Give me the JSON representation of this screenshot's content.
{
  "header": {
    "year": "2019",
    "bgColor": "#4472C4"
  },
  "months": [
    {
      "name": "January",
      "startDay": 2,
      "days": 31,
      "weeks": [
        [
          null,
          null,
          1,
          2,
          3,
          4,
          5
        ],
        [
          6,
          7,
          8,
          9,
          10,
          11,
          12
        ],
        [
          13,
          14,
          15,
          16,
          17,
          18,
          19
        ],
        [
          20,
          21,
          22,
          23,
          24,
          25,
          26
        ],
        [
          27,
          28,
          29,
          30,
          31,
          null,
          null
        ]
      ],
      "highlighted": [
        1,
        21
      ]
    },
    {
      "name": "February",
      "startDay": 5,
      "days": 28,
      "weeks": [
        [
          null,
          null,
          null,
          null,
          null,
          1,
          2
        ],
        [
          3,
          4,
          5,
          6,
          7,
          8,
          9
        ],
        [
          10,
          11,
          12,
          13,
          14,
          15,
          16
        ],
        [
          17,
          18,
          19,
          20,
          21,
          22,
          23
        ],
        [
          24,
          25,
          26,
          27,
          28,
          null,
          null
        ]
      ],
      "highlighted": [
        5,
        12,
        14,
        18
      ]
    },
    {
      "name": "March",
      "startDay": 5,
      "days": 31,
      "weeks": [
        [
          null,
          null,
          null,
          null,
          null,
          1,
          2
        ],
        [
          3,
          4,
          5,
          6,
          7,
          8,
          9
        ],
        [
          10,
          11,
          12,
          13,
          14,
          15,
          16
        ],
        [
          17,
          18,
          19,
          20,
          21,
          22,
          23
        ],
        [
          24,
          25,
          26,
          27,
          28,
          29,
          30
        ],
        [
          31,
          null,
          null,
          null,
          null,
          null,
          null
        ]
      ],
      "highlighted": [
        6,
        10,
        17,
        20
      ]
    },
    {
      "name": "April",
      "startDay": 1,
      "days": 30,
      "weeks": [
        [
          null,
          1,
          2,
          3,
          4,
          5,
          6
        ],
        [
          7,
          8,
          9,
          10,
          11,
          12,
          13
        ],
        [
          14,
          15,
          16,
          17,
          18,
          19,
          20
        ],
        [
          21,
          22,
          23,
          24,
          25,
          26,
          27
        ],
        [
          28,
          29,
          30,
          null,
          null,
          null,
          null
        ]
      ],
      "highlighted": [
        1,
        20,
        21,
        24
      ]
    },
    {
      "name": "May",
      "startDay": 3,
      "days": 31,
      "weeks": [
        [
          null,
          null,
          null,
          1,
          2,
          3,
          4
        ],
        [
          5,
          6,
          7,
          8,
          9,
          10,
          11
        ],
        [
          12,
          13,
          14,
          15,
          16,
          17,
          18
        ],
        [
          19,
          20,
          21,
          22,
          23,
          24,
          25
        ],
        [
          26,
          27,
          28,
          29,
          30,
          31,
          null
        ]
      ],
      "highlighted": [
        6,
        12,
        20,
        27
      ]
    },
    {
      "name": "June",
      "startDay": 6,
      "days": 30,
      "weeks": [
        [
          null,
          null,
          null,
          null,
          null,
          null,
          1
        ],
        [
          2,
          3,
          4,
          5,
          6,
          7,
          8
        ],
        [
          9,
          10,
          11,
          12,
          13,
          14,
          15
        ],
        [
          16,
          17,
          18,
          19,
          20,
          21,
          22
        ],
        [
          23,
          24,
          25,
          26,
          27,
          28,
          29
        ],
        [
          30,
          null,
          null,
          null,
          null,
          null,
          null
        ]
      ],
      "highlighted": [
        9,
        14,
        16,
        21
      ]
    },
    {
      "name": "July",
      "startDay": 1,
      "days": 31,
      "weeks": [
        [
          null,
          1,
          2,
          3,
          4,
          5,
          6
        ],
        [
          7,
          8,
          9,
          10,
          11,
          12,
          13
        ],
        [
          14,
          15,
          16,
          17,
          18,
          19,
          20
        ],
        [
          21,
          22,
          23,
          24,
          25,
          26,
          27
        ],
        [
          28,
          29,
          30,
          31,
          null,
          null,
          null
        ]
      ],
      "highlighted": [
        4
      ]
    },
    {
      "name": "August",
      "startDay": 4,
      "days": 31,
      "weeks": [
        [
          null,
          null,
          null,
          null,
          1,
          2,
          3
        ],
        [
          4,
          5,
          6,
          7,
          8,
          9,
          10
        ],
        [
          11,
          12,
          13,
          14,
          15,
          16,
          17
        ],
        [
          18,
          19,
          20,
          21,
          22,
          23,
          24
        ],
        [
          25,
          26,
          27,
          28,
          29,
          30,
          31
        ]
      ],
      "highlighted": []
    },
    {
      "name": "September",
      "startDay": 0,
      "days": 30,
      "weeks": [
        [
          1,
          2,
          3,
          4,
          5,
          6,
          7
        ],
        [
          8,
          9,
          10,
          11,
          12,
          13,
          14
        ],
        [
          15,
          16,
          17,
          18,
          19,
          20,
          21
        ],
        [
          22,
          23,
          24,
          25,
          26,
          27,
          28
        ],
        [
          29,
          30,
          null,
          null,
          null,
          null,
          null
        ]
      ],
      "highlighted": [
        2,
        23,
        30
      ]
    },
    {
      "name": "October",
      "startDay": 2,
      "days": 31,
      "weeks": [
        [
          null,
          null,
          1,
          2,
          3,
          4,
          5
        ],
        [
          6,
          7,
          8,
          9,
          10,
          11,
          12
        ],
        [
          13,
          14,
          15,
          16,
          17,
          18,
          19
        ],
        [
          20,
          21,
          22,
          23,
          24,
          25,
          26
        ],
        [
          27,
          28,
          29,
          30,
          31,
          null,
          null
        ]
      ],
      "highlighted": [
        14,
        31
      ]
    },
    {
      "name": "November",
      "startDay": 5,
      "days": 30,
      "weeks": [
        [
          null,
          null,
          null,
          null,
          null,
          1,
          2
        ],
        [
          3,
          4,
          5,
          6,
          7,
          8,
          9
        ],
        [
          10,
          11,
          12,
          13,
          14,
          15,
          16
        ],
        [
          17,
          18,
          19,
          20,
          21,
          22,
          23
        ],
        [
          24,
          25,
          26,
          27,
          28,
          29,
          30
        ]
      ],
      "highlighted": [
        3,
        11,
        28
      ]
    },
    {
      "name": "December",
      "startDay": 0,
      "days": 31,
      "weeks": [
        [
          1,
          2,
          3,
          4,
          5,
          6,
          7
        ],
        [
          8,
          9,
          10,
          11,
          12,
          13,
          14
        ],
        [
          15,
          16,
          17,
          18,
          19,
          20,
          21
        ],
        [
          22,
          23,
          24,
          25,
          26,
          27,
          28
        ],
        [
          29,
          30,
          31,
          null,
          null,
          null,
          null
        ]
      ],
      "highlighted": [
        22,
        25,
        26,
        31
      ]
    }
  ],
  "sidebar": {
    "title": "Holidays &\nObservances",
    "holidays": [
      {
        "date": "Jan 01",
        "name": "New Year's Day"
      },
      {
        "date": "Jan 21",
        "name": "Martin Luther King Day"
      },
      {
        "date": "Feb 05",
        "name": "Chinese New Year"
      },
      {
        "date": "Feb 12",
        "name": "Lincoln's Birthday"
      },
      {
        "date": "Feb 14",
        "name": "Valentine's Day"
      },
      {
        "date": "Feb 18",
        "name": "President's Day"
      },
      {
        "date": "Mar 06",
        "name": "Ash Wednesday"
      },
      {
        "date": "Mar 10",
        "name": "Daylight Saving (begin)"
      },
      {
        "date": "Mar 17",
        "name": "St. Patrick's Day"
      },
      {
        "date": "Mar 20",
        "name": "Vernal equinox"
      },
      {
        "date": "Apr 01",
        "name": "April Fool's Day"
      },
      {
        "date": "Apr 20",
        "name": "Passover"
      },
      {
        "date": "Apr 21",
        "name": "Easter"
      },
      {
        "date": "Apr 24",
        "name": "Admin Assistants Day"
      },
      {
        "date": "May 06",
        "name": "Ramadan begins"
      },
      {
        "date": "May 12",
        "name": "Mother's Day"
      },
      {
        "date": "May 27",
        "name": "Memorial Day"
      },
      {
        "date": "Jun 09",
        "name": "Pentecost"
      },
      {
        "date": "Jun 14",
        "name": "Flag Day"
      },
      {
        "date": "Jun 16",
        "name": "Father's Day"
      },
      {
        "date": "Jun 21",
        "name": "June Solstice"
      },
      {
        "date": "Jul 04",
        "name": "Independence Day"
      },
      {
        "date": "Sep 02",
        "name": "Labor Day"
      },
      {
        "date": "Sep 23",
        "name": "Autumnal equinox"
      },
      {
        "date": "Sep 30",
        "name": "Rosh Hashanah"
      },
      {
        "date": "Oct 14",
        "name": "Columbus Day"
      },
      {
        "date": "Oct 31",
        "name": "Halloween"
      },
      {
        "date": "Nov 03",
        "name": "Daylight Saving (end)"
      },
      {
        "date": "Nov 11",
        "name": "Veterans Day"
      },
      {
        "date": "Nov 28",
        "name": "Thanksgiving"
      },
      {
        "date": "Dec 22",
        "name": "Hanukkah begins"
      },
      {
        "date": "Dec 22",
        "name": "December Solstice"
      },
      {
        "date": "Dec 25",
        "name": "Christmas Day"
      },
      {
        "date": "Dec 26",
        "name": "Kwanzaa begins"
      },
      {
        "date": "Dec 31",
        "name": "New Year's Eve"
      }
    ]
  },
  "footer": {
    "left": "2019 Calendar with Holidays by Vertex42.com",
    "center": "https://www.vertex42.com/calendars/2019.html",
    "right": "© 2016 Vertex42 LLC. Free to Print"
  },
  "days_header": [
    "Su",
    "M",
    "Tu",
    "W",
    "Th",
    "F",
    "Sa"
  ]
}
* * *
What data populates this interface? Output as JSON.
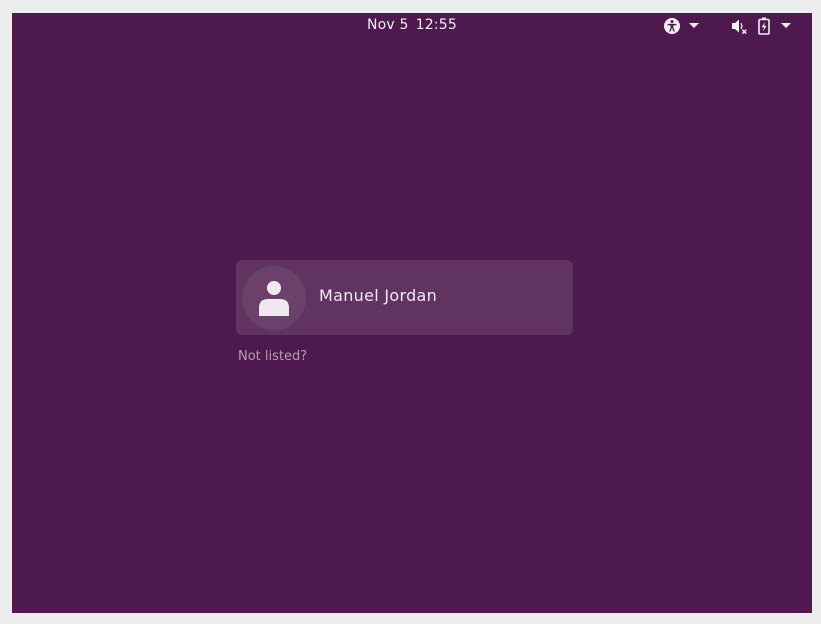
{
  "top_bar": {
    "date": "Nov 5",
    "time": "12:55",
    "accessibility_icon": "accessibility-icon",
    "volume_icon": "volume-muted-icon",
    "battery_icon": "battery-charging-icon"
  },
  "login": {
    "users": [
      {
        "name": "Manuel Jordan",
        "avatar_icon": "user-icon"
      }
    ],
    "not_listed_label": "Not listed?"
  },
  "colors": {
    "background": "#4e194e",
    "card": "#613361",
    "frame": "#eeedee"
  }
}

### Problem description
Give the count of lines in the records that contain "December", and no other text.

### Result for this exercise
2